** begin Task material **
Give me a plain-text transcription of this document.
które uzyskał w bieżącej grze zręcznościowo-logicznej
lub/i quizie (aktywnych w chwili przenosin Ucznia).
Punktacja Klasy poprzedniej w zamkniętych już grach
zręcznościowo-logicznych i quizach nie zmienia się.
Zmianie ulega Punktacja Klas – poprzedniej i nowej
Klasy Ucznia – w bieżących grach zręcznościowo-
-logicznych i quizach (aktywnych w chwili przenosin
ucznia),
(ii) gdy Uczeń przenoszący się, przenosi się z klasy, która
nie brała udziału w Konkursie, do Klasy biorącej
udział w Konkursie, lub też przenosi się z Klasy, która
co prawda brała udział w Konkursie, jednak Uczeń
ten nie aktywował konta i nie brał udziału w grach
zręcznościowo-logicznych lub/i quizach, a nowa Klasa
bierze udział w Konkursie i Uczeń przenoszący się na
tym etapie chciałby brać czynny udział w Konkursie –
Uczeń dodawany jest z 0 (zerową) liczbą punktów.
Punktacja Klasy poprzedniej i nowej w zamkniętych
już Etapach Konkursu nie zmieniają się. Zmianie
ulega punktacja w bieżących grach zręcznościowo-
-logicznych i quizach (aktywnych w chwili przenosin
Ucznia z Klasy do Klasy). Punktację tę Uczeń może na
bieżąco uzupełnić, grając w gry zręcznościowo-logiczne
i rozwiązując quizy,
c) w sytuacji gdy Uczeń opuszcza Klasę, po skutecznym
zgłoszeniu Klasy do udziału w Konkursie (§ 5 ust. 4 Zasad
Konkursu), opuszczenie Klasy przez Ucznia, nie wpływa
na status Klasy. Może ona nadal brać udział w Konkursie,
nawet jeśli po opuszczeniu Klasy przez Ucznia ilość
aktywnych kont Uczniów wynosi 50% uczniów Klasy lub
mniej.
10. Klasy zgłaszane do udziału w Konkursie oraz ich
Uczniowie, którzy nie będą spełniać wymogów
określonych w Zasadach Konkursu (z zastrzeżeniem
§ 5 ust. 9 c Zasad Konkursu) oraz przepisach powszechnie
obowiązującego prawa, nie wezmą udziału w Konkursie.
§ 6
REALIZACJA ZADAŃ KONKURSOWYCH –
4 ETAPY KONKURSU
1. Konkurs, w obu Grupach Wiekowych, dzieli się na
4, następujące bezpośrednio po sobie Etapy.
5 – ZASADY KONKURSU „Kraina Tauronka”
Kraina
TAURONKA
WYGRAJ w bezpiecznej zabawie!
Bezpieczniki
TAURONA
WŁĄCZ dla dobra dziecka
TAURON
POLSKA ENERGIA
** end Task material **
Task to complete — Choose all lines containing the string "oraz" and copy them out.

Expected answer —
10. Klasy zgłaszane do udziału w Konkursie oraz ich
§ 5 ust. 9 c Zasad Konkursu) oraz przepisach powszechnie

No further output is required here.